**TASK TO CARRY OUT:**
Copy every line of the data that includes the string "Patients".
+ + + + + + +
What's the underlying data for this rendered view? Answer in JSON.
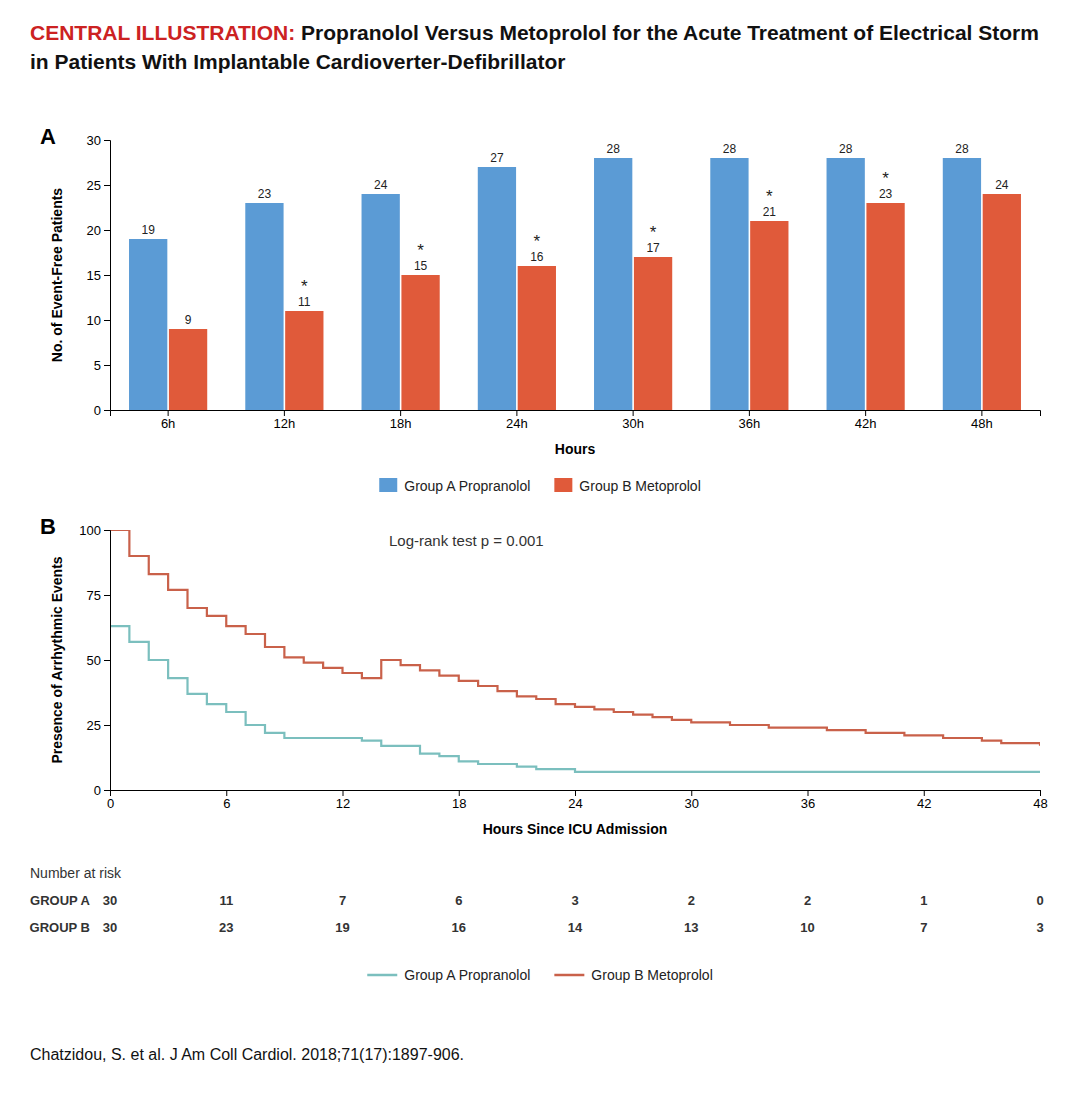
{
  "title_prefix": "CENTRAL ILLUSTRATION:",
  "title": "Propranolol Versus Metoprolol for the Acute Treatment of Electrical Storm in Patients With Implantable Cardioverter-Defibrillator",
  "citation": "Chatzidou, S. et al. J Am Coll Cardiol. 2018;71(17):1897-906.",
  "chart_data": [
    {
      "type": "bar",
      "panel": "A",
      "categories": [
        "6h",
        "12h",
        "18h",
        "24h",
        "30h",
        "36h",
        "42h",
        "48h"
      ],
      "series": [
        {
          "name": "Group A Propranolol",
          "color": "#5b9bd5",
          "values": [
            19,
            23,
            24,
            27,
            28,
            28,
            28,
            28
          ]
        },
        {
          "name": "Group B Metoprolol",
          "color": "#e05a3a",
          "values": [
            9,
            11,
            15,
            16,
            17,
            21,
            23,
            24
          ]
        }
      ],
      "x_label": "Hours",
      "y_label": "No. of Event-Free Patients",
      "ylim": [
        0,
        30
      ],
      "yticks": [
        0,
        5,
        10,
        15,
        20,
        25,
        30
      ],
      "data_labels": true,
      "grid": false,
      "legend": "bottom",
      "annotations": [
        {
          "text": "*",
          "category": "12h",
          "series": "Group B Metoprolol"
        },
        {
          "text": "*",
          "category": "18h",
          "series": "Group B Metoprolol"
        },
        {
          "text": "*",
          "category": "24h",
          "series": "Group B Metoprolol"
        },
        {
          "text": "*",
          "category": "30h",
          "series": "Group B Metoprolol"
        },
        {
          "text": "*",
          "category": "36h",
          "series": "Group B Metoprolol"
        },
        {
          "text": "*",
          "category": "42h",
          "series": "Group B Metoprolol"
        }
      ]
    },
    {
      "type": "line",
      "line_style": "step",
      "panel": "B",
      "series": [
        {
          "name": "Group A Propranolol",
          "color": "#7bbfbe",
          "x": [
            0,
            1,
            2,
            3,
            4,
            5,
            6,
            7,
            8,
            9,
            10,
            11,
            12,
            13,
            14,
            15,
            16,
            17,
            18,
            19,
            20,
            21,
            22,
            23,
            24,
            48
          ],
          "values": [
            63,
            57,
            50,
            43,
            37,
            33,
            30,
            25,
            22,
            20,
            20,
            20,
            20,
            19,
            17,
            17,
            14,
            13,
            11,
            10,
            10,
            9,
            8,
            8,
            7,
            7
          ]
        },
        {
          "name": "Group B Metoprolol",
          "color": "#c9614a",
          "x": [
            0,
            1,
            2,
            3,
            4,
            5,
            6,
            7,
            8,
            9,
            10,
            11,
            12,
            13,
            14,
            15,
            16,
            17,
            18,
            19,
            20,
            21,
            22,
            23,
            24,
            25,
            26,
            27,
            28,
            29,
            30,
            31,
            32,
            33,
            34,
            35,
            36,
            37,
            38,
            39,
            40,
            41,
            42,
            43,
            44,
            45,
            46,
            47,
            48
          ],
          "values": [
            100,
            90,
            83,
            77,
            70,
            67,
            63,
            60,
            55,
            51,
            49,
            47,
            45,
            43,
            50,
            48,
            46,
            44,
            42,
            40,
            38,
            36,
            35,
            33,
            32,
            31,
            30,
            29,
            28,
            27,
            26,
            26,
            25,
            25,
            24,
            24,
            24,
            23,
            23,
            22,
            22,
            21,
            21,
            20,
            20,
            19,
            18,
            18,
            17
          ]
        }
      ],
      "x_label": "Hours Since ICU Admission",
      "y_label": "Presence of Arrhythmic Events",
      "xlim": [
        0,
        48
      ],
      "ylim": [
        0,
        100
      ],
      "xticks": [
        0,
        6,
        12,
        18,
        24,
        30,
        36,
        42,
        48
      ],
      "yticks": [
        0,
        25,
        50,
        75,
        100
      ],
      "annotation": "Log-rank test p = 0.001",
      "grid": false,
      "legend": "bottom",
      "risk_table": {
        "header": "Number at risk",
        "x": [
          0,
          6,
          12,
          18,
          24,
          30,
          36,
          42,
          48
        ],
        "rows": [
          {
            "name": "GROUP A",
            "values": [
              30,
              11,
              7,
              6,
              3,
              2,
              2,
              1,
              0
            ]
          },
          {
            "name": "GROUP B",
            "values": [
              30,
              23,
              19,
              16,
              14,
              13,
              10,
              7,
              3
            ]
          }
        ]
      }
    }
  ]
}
+ + + + + + +
**ANSWER FOR THIS EXERCISE:**
  "title": "Propranolol Versus Metoprolol for the Acute Treatment of Electrical Storm in Patients With Implantable Cardioverter-Defibrillator",
      "y_label": "No. of Event-Free Patients",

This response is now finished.